### WHAT IS NEEDED
Repeat each record below exactly as given.

### Extracted data entries
-*-

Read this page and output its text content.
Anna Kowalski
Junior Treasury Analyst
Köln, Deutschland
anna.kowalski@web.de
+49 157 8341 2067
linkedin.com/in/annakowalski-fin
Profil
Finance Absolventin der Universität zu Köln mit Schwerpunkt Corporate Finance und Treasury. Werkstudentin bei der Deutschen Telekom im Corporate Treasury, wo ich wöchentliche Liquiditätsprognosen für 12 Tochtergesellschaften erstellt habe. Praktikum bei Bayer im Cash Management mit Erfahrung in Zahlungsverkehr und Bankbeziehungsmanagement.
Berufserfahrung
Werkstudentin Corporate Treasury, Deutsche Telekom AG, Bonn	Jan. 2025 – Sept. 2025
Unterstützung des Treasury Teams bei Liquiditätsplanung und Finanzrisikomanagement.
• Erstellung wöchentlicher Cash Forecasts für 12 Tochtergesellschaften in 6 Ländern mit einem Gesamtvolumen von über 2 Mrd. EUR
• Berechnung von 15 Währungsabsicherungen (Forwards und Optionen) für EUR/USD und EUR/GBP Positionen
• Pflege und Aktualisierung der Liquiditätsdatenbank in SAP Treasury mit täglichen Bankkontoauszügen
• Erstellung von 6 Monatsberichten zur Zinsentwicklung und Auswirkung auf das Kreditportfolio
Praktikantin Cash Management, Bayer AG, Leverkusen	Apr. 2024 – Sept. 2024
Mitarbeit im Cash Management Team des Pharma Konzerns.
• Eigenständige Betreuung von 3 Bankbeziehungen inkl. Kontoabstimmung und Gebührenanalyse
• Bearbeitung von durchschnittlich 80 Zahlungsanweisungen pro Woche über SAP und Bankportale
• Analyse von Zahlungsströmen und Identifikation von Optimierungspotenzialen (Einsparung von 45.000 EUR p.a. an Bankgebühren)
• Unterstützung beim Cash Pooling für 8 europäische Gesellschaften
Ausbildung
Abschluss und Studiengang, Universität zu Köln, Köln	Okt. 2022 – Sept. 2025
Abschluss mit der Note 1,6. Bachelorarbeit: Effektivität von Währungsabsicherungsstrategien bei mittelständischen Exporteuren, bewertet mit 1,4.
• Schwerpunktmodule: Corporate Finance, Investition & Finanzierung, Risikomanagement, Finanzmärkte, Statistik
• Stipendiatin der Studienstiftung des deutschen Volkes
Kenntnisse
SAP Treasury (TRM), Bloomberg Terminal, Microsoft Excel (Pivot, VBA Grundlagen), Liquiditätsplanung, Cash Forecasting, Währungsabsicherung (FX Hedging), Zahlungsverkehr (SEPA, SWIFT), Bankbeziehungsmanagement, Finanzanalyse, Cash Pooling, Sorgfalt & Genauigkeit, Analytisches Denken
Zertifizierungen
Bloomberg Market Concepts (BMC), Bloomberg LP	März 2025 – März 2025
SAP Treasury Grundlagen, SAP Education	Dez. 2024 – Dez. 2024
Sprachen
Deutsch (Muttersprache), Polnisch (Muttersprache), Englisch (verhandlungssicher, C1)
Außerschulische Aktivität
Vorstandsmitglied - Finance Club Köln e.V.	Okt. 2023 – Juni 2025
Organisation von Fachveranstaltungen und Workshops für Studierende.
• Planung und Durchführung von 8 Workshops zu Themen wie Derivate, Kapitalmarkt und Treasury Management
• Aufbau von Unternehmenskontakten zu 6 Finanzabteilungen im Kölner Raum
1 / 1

-*-

### CORRECT ANSWER
Read this page and output its text content.
Anna Kowalski
Junior Treasury Analyst
Köln, Deutschland
anna.kowalski@web.de
+49 157 8341 2067
linkedin.com/in/annakowalski-fin
Profil
Finance Absolventin der Universität zu Köln mit Schwerpunkt Corporate Finance und Treasury. Werkstudentin bei der Deutschen Telekom im Corporate Treasury, wo ich wöchentliche Liquiditätsprognosen für 12 Tochtergesellschaften erstellt habe. Praktikum bei Bayer im Cash Management mit Erfahrung in Zahlungsverkehr und Bankbeziehungsmanagement.
Berufserfahrung
Werkstudentin Corporate Treasury, Deutsche Telekom AG, Bonn	Jan. 2025 – Sept. 2025
Unterstützung des Treasury Teams bei Liquiditätsplanung und Finanzrisikomanagement.
• Erstellung wöchentlicher Cash Forecasts für 12 Tochtergesellschaften in 6 Ländern mit einem Gesamtvolumen von über 2 Mrd. EUR
• Berechnung von 15 Währungsabsicherungen (Forwards und Optionen) für EUR/USD und EUR/GBP Positionen
• Pflege und Aktualisierung der Liquiditätsdatenbank in SAP Treasury mit täglichen Bankkontoauszügen
• Erstellung von 6 Monatsberichten zur Zinsentwicklung und Auswirkung auf das Kreditportfolio
Praktikantin Cash Management, Bayer AG, Leverkusen	Apr. 2024 – Sept. 2024
Mitarbeit im Cash Management Team des Pharma Konzerns.
• Eigenständige Betreuung von 3 Bankbeziehungen inkl. Kontoabstimmung und Gebührenanalyse
• Bearbeitung von durchschnittlich 80 Zahlungsanweisungen pro Woche über SAP und Bankportale
• Analyse von Zahlungsströmen und Identifikation von Optimierungspotenzialen (Einsparung von 45.000 EUR p.a. an Bankgebühren)
• Unterstützung beim Cash Pooling für 8 europäische Gesellschaften
Ausbildung
Abschluss und Studiengang, Universität zu Köln, Köln	Okt. 2022 – Sept. 2025
Abschluss mit der Note 1,6. Bachelorarbeit: Effektivität von Währungsabsicherungsstrategien bei mittelständischen Exporteuren, bewertet mit 1,4.
• Schwerpunktmodule: Corporate Finance, Investition & Finanzierung, Risikomanagement, Finanzmärkte, Statistik
• Stipendiatin der Studienstiftung des deutschen Volkes
Kenntnisse
SAP Treasury (TRM), Bloomberg Terminal, Microsoft Excel (Pivot, VBA Grundlagen), Liquiditätsplanung, Cash Forecasting, Währungsabsicherung (FX Hedging), Zahlungsverkehr (SEPA, SWIFT), Bankbeziehungsmanagement, Finanzanalyse, Cash Pooling, Sorgfalt & Genauigkeit, Analytisches Denken
Zertifizierungen
Bloomberg Market Concepts (BMC), Bloomberg LP	März 2025 – März 2025
SAP Treasury Grundlagen, SAP Education	Dez. 2024 – Dez. 2024
Sprachen
Deutsch (Muttersprache), Polnisch (Muttersprache), Englisch (verhandlungssicher, C1)
Außerschulische Aktivität
Vorstandsmitglied - Finance Club Köln e.V.	Okt. 2023 – Juni 2025
Organisation von Fachveranstaltungen und Workshops für Studierende.
• Planung und Durchführung von 8 Workshops zu Themen wie Derivate, Kapitalmarkt und Treasury Management
• Aufbau von Unternehmenskontakten zu 6 Finanzabteilungen im Kölner Raum
1 / 1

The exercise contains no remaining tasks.